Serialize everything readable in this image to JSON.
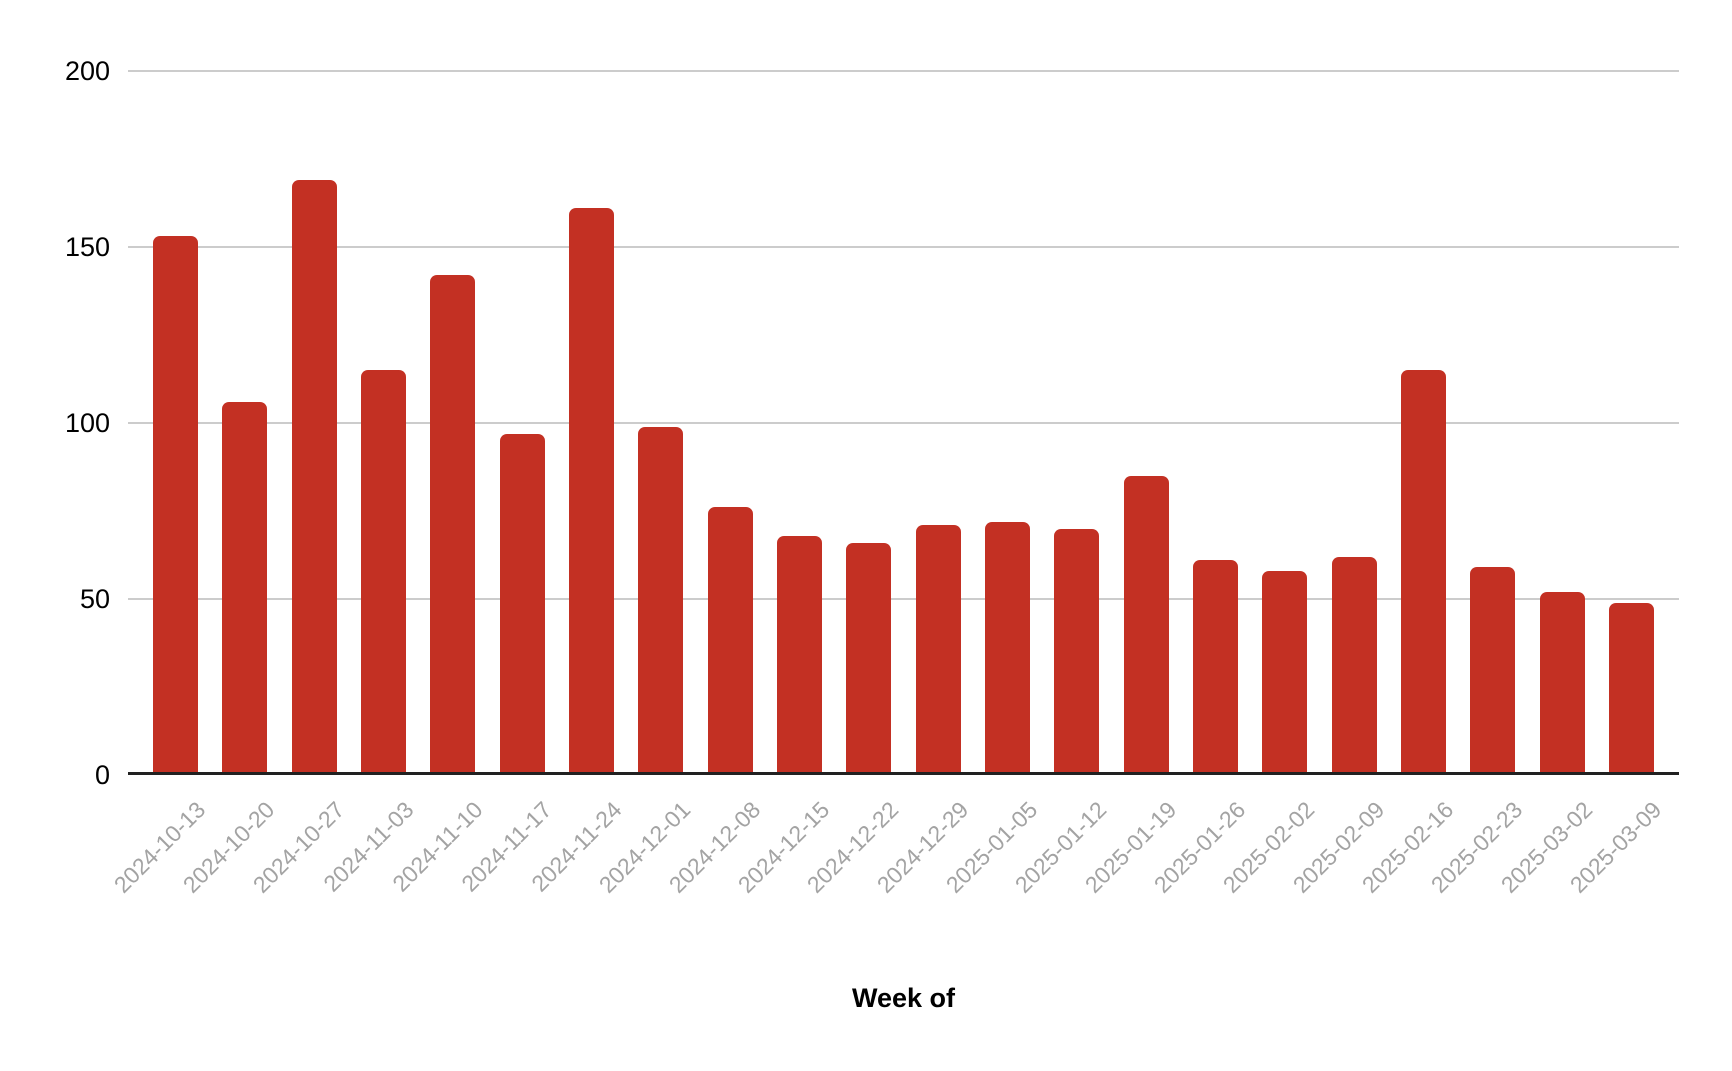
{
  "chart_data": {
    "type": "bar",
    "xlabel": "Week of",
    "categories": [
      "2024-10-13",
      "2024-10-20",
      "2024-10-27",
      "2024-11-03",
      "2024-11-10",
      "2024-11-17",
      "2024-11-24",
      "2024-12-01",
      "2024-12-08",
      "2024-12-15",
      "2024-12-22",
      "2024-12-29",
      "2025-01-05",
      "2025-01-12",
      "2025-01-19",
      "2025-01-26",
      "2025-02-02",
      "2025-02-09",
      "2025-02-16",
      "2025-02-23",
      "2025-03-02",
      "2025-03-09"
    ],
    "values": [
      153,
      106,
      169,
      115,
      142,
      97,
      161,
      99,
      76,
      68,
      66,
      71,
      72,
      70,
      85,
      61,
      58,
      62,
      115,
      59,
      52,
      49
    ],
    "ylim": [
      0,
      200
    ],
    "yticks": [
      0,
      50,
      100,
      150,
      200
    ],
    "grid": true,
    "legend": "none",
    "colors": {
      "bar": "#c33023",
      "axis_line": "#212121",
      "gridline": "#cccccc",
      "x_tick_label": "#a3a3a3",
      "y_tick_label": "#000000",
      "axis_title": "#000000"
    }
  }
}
━━━━━━━━━━━━━━━━
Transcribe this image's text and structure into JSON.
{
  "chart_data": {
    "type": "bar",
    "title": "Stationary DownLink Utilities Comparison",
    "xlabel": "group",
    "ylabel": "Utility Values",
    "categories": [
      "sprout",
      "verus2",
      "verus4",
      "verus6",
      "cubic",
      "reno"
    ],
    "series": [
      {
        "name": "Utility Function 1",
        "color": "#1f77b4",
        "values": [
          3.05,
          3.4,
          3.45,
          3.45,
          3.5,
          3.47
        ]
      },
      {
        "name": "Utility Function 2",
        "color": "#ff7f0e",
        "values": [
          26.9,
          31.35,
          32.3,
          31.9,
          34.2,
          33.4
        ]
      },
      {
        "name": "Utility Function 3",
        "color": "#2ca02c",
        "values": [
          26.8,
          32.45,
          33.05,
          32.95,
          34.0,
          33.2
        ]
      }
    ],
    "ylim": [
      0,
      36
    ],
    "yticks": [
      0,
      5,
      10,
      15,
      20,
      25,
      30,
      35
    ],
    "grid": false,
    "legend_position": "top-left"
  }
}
━━━━━━━━━━━━━━━━
Filter the records down to the lines that contain the string "this", and copy those lines.

Serialize everything readable in this image to JSON.
Transcribe this image's text and structure into JSON.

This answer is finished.